#### [To be done]
Each line in the entries below that holds the string "axis" is to be listed.

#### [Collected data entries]

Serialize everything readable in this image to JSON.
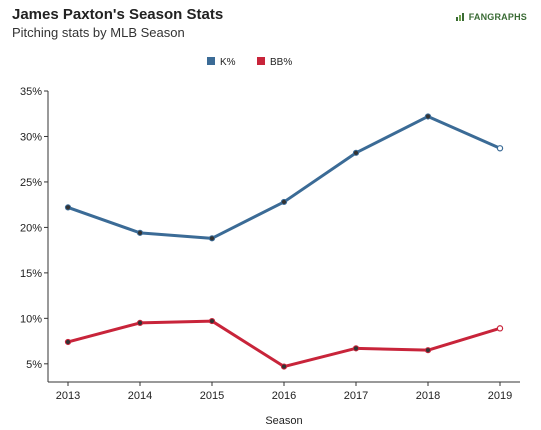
{
  "header": {
    "title": "James Paxton's Season Stats",
    "subtitle": "Pitching stats by MLB Season",
    "logo_text": "FANGRAPHS"
  },
  "chart_data": {
    "type": "line",
    "x": [
      2013,
      2014,
      2015,
      2016,
      2017,
      2018,
      2019
    ],
    "xlabel": "Season",
    "ylabel": "",
    "ylim": [
      0.03,
      0.35
    ],
    "yticks": [
      0.05,
      0.1,
      0.15,
      0.2,
      0.25,
      0.3,
      0.35
    ],
    "ytick_labels": [
      "5%",
      "10%",
      "15%",
      "20%",
      "25%",
      "30%",
      "35%"
    ],
    "legend_position": "top-center",
    "grid": false,
    "series": [
      {
        "name": "K%",
        "color": "#3b6b96",
        "values": [
          0.222,
          0.194,
          0.188,
          0.228,
          0.282,
          0.322,
          0.287
        ]
      },
      {
        "name": "BB%",
        "color": "#c8243a",
        "values": [
          0.074,
          0.095,
          0.097,
          0.047,
          0.067,
          0.065,
          0.089
        ]
      }
    ],
    "open_last_point": true
  }
}
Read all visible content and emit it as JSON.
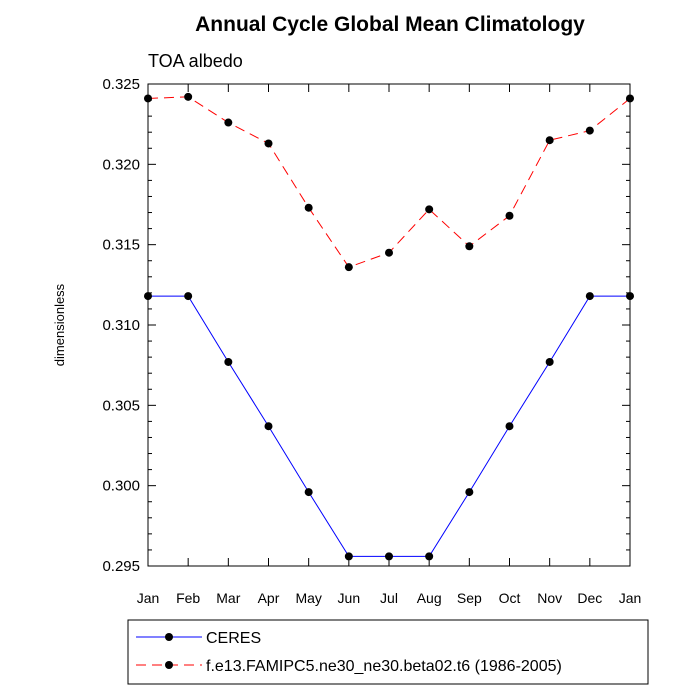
{
  "chart_data": {
    "type": "line",
    "title": "Annual Cycle Global Mean Climatology",
    "subtitle": "TOA albedo",
    "xlabel": "",
    "ylabel": "dimensionless",
    "categories": [
      "Jan",
      "Feb",
      "Mar",
      "Apr",
      "May",
      "Jun",
      "Jul",
      "Aug",
      "Sep",
      "Oct",
      "Nov",
      "Dec",
      "Jan"
    ],
    "ylim": [
      0.295,
      0.325
    ],
    "yticks": [
      "0.295",
      "0.300",
      "0.305",
      "0.310",
      "0.315",
      "0.320",
      "0.325"
    ],
    "series": [
      {
        "name": "CERES",
        "color": "#0000ff",
        "dash": "solid",
        "values": [
          0.3118,
          0.3118,
          0.3077,
          0.3037,
          0.2996,
          0.2956,
          0.2956,
          0.2956,
          0.2996,
          0.3037,
          0.3077,
          0.3118,
          0.3118
        ]
      },
      {
        "name": "f.e13.FAMIPC5.ne30_ne30.beta02.t6 (1986-2005)",
        "color": "#ff0000",
        "dash": "dashed",
        "values": [
          0.3241,
          0.3242,
          0.3226,
          0.3213,
          0.3173,
          0.3136,
          0.3145,
          0.3172,
          0.3149,
          0.3168,
          0.3215,
          0.3221,
          0.3241
        ]
      }
    ],
    "grid": false,
    "legend_position": "bottom"
  }
}
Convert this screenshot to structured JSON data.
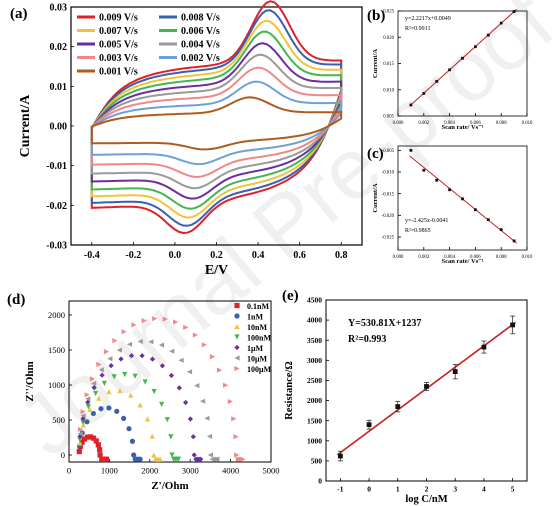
{
  "watermark": "Journal Pre-proof",
  "chart_data": [
    {
      "panel": "(a)",
      "type": "line",
      "xlabel": "E/V",
      "ylabel": "Current/A",
      "xlim": [
        -0.5,
        0.9
      ],
      "ylim": [
        -0.03,
        0.03
      ],
      "xticks": [
        "-0.4",
        "-0.2",
        "0.0",
        "0.2",
        "0.4",
        "0.6",
        "0.8"
      ],
      "yticks": [
        "0.03",
        "0.02",
        "0.01",
        "0.00",
        "-0.01",
        "-0.02",
        "-0.03"
      ],
      "legend_position": "top-left",
      "series": [
        {
          "name": "0.009 V/s",
          "color": "#e0202a",
          "upper_edge": 0.0165,
          "oxidation_peak": {
            "x": 0.46,
            "y": 0.0245
          },
          "reduction_peak": {
            "x": 0.05,
            "y": -0.0175
          }
        },
        {
          "name": "0.008 V/s",
          "color": "#3a5fae",
          "upper_edge": 0.0155,
          "oxidation_peak": {
            "x": 0.45,
            "y": 0.0227
          },
          "reduction_peak": {
            "x": 0.06,
            "y": -0.0163
          }
        },
        {
          "name": "0.007 V/s",
          "color": "#f2c23a",
          "upper_edge": 0.0142,
          "oxidation_peak": {
            "x": 0.44,
            "y": 0.0206
          },
          "reduction_peak": {
            "x": 0.07,
            "y": -0.015
          }
        },
        {
          "name": "0.006 V/s",
          "color": "#46b64e",
          "upper_edge": 0.0128,
          "oxidation_peak": {
            "x": 0.43,
            "y": 0.0185
          },
          "reduction_peak": {
            "x": 0.08,
            "y": -0.0136
          }
        },
        {
          "name": "0.005 V/s",
          "color": "#6a2ea0",
          "upper_edge": 0.0112,
          "oxidation_peak": {
            "x": 0.42,
            "y": 0.0162
          },
          "reduction_peak": {
            "x": 0.09,
            "y": -0.012
          }
        },
        {
          "name": "0.004 V/s",
          "color": "#9a9a9a",
          "upper_edge": 0.0096,
          "oxidation_peak": {
            "x": 0.41,
            "y": 0.014
          },
          "reduction_peak": {
            "x": 0.1,
            "y": -0.0103
          }
        },
        {
          "name": "0.003 V/s",
          "color": "#f08888",
          "upper_edge": 0.0078,
          "oxidation_peak": {
            "x": 0.4,
            "y": 0.0115
          },
          "reduction_peak": {
            "x": 0.11,
            "y": -0.0085
          }
        },
        {
          "name": "0.002 V/s",
          "color": "#6ea0d8",
          "upper_edge": 0.0058,
          "oxidation_peak": {
            "x": 0.39,
            "y": 0.0088
          },
          "reduction_peak": {
            "x": 0.12,
            "y": -0.0064
          }
        },
        {
          "name": "0.001 V/s",
          "color": "#b05a1e",
          "upper_edge": 0.0035,
          "oxidation_peak": {
            "x": 0.36,
            "y": 0.0058
          },
          "reduction_peak": {
            "x": 0.15,
            "y": -0.004
          }
        }
      ]
    },
    {
      "panel": "(b)",
      "type": "scatter",
      "xlabel": "Scan rate/ Vs⁻¹",
      "ylabel": "Current/A",
      "xlim": [
        0,
        0.01
      ],
      "ylim": [
        0.005,
        0.025
      ],
      "xticks": [
        "0.000",
        "0.002",
        "0.004",
        "0.006",
        "0.008",
        "0.010"
      ],
      "yticks": [
        "0.025",
        "0.020",
        "0.015",
        "0.010",
        "0.005"
      ],
      "annotation": [
        "y=2.2217x+0.0049",
        "R²=0.9911"
      ],
      "x": [
        0.001,
        0.002,
        0.003,
        0.004,
        0.005,
        0.006,
        0.007,
        0.008,
        0.009
      ],
      "y": [
        0.0071,
        0.0093,
        0.0116,
        0.0138,
        0.016,
        0.0182,
        0.0204,
        0.0227,
        0.0249
      ],
      "fit": {
        "slope": 2.2217,
        "intercept": 0.0049
      }
    },
    {
      "panel": "(c)",
      "type": "scatter",
      "xlabel": "Scan rate/ Vs⁻¹",
      "ylabel": "Current/A",
      "xlim": [
        0,
        0.01
      ],
      "ylim": [
        -0.028,
        -0.004
      ],
      "xticks": [
        "0.000",
        "0.002",
        "0.004",
        "0.006",
        "0.008",
        "0.010"
      ],
      "yticks": [
        "-0.005",
        "-0.010",
        "-0.015",
        "-0.020",
        "-0.025"
      ],
      "annotation": [
        "y=-2.425x-0.0041",
        "R²=0.9865"
      ],
      "x": [
        0.001,
        0.002,
        0.003,
        0.004,
        0.005,
        0.006,
        0.007,
        0.008,
        0.009
      ],
      "y": [
        -0.005,
        -0.0096,
        -0.0119,
        -0.0141,
        -0.0162,
        -0.0187,
        -0.021,
        -0.0233,
        -0.0259
      ],
      "fit": {
        "slope": -2.425,
        "intercept": -0.0041
      }
    },
    {
      "panel": "(d)",
      "type": "scatter",
      "xlabel": "Z'/Ohm",
      "ylabel": "Z''/Ohm",
      "xlim": [
        0,
        5000
      ],
      "ylim": [
        -100,
        2200
      ],
      "xticks": [
        "0",
        "1000",
        "2000",
        "3000",
        "4000",
        "5000"
      ],
      "yticks": [
        "0",
        "500",
        "1000",
        "1500",
        "2000"
      ],
      "legend_position": "top-right",
      "series": [
        {
          "name": "0.1nM",
          "color": "#e0202a",
          "marker": "square",
          "rs": 250,
          "rct": 520
        },
        {
          "name": "1nM",
          "color": "#3a5fae",
          "marker": "circle",
          "rs": 250,
          "rct": 1350
        },
        {
          "name": "10nM",
          "color": "#f2c23a",
          "marker": "triangle-up",
          "rs": 250,
          "rct": 1850
        },
        {
          "name": "100nM",
          "color": "#46b64e",
          "marker": "triangle-down",
          "rs": 250,
          "rct": 2300
        },
        {
          "name": "1μM",
          "color": "#6a2ea0",
          "marker": "diamond",
          "rs": 250,
          "rct": 2850
        },
        {
          "name": "10μM",
          "color": "#9a9a9a",
          "marker": "triangle-left",
          "rs": 250,
          "rct": 3250
        },
        {
          "name": "100μM",
          "color": "#f08888",
          "marker": "triangle-right",
          "rs": 250,
          "rct": 3900
        }
      ]
    },
    {
      "panel": "(e)",
      "type": "scatter",
      "xlabel": "log C/nM",
      "ylabel": "Resistance/Ω",
      "xlim": [
        -1.5,
        5.5
      ],
      "ylim": [
        0,
        4500
      ],
      "xticks": [
        "-1",
        "0",
        "1",
        "2",
        "3",
        "4",
        "5"
      ],
      "yticks": [
        "0",
        "500",
        "1000",
        "1500",
        "2000",
        "2500",
        "3000",
        "3500",
        "4000",
        "4500"
      ],
      "annotation": [
        "Y=530.81X+1237",
        "R²=0.993"
      ],
      "x": [
        -1,
        0,
        1,
        2,
        3,
        4,
        5
      ],
      "y": [
        620,
        1400,
        1850,
        2350,
        2720,
        3330,
        3880
      ],
      "error": [
        120,
        110,
        130,
        100,
        180,
        150,
        220
      ],
      "fit": {
        "slope": 530.81,
        "intercept": 1237
      },
      "color": "#c81e1e"
    }
  ]
}
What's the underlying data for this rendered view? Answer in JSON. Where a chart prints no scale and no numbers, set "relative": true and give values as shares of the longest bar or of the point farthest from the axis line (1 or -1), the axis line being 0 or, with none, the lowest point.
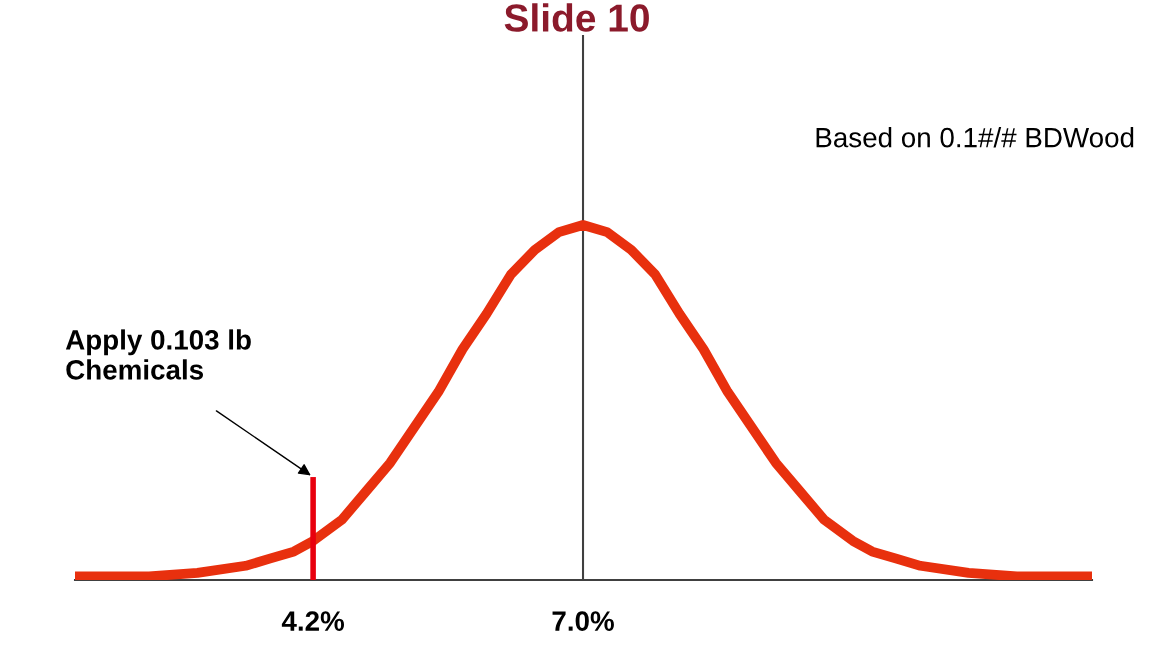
{
  "chart_data": {
    "type": "line",
    "title": "Slide 10",
    "relative": true,
    "x": [
      1.73,
      2.5,
      3.0,
      3.5,
      3.75,
      4.0,
      4.2,
      4.5,
      4.75,
      5.0,
      5.25,
      5.5,
      5.75,
      6.0,
      6.25,
      6.5,
      6.75,
      7.0,
      7.25,
      7.5,
      7.75,
      8.0,
      8.25,
      8.5,
      8.75,
      9.0,
      9.25,
      9.5,
      9.8,
      10.0,
      10.25,
      10.5,
      11.0,
      11.5,
      12.28
    ],
    "series": [
      {
        "color": "#e8300e",
        "values": [
          0.01,
          0.01,
          0.02,
          0.04,
          0.06,
          0.08,
          0.11,
          0.17,
          0.25,
          0.33,
          0.43,
          0.53,
          0.65,
          0.75,
          0.86,
          0.93,
          0.98,
          1,
          0.98,
          0.93,
          0.86,
          0.75,
          0.65,
          0.53,
          0.43,
          0.33,
          0.25,
          0.17,
          0.11,
          0.08,
          0.06,
          0.04,
          0.02,
          0.01,
          0.01
        ]
      },
      {
        "color": "#e8000e",
        "x": [
          4.2,
          4.2
        ],
        "values": [
          0,
          0.29
        ]
      }
    ],
    "xlim": [
      1.73,
      12.28
    ],
    "xticks": [
      {
        "value": 4.2,
        "label": "4.2%"
      },
      {
        "value": 7.0,
        "label": "7.0%"
      }
    ],
    "ref_lines": [
      {
        "axis": "x",
        "value": 7.0,
        "color": "#404040"
      }
    ],
    "annotations": [
      {
        "text": "Apply 0.103 lb\nChemicals",
        "x": 4.2,
        "y": 0.29
      },
      "Based on 0.1#/# BDWood"
    ],
    "grid": false,
    "legend": false,
    "marker": "none",
    "line_style": "solid"
  }
}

#### [Written response]
What's the underlying data for this rendered view? Answer in JSON. Where a chart prints no scale and no numbers, set "relative": true and give values as shares of the longest bar or of the point farthest from the axis line (1 or -1), the axis line being 0 or, with none, the lowest point.
        "axis": "x",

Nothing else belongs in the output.